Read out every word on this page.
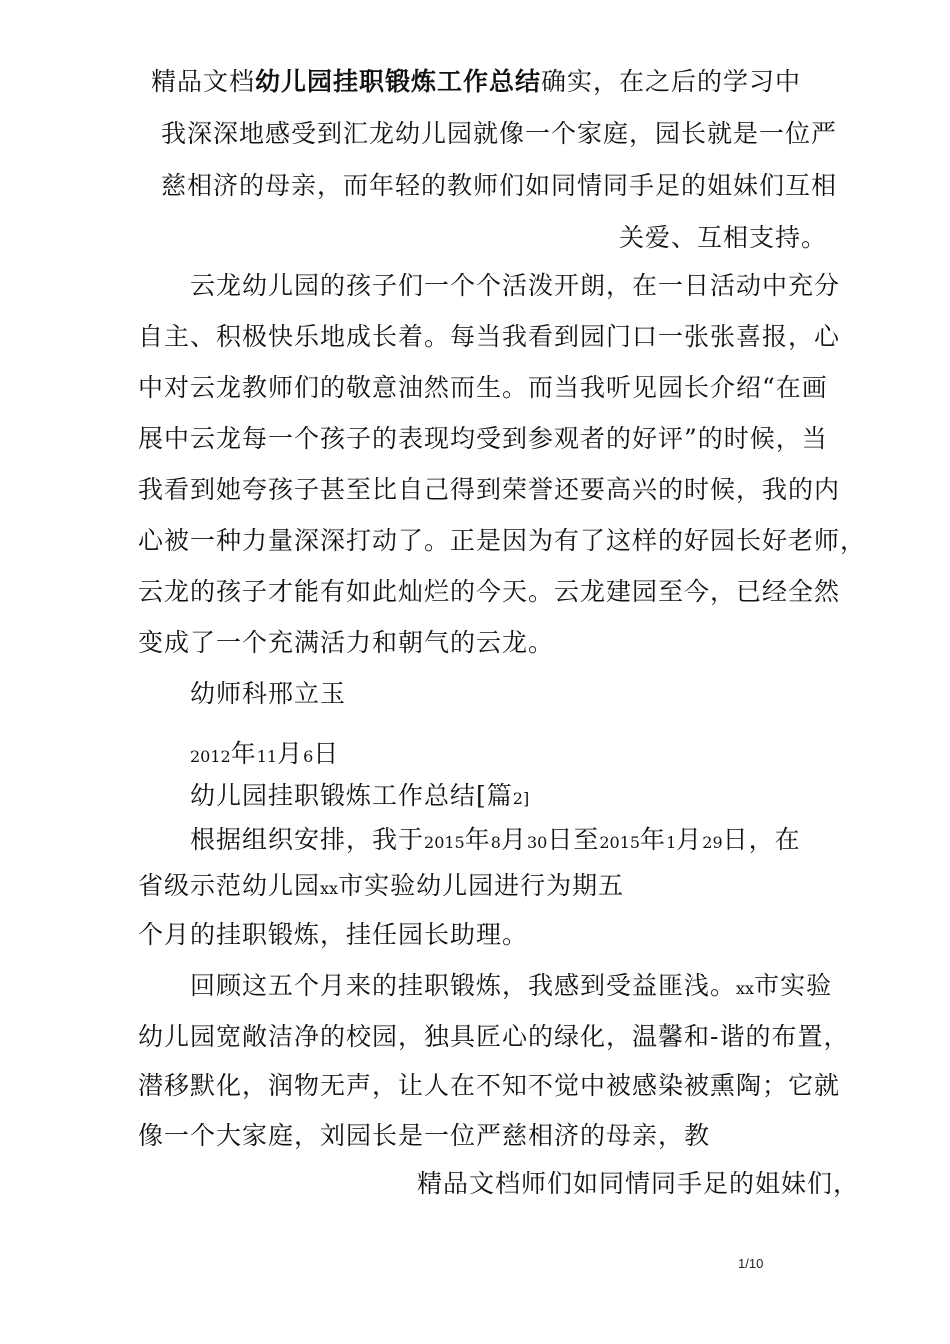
精品文档幼儿园挂职锻炼工作总结确实，在之后的学习中
我深深地感受到汇龙幼儿园就像一个家庭，园长就是一位严
慈相济的母亲，而年轻的教师们如同情同手足的姐妹们互相
关爱、互相支持。
云龙幼儿园的孩子们一个个活泼开朗，在一日活动中充分
自主、积极快乐地成长着。每当我看到园门口一张张喜报，心
中对云龙教师们的敬意油然而生。而当我听见园长介绍“在画
展中云龙每一个孩子的表现均受到参观者的好评”的时候，当
我看到她夸孩子甚至比自己得到荣誉还要高兴的时候，我的内
心被一种力量深深打动了。正是因为有了这样的好园长好老师，
云龙的孩子才能有如此灿烂的今天。云龙建园至今，已经全然
变成了一个充满活力和朝气的云龙。
幼师科邢立玉
2012年11月6日
幼儿园挂职锻炼工作总结[篇2]
根据组织安排，我于2015年8月30日至2015年1月29日，在
省级示范幼儿园xx市实验幼儿园进行为期五
个月的挂职锻炼，挂任园长助理。
回顾这五个月来的挂职锻炼，我感到受益匪浅。xx市实验
幼儿园宽敞洁净的校园，独具匠心的绿化，温馨和-谐的布置，
潜移默化，润物无声，让人在不知不觉中被感染被熏陶；它就
像一个大家庭，刘园长是一位严慈相济的母亲，教
精品文档师们如同情同手足的姐妹们，
1/10
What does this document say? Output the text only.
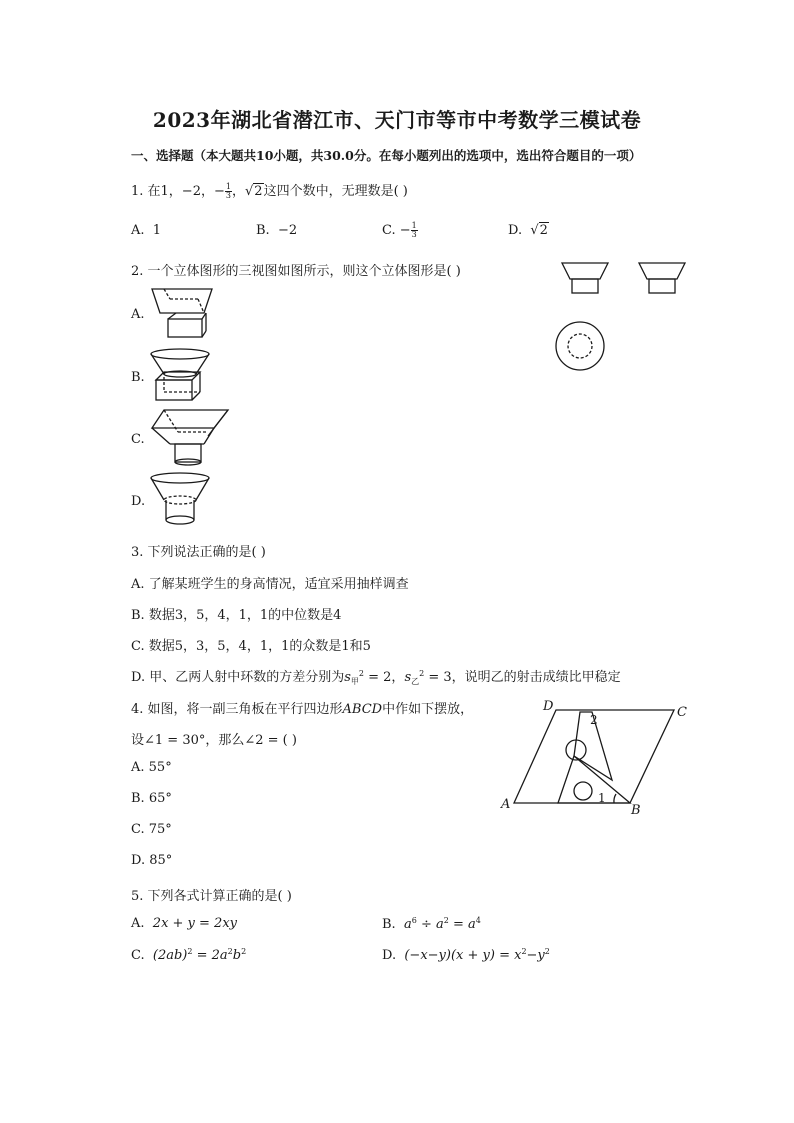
2023年湖北省潜江市、天门市等市中考数学三模试卷
一、选择题（本大题共10小题，共30.0分。在每小题列出的选项中，选出符合题目的一项）
1. 在1，−2，− $\frac{1}{3}$ ，√2这四个数中，无理数是( )
A. 1	B. −2	C. − $\frac{1}{3}$	D. √2
2. 一个立体图形的三视图如图所示，则这个立体图形是( )
A.
B.
C.
D.
3. 下列说法正确的是( )
A. 了解某班学生的身高情况，适宜采用抽样调查
B. 数据3，5，4，1，1的中位数是4
C. 数据5，3，5，4，1，1的众数是1和5
D. 甲、乙两人射中环数的方差分别为$s_甲^2 = 2$，$s_乙^2 = 3$，说明乙的射击成绩比甲稳定
4. 如图，将一副三角板在平行四边形ABCD中作如下摆放，
设∠1 = 30°，那么∠2 = ( )
A. 55°
B. 65°
C. 75°
D. 85°
1
2
A	B
C
D
5. 下列各式计算正确的是( )
A. 2x + y = 2xy	B. $a^6 \div a^2 = a^4$
C. $(2ab)^2 = 2a^2b^2$	D. $(-x-y)(x + y) = x^2-y^2$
• • • • •
## WORK INSTRUCTIONS
Gather from the data above every line with the string "this".

## COMPLETE ANSWER
Read out every word on this page.
What does this document say? Output the text only.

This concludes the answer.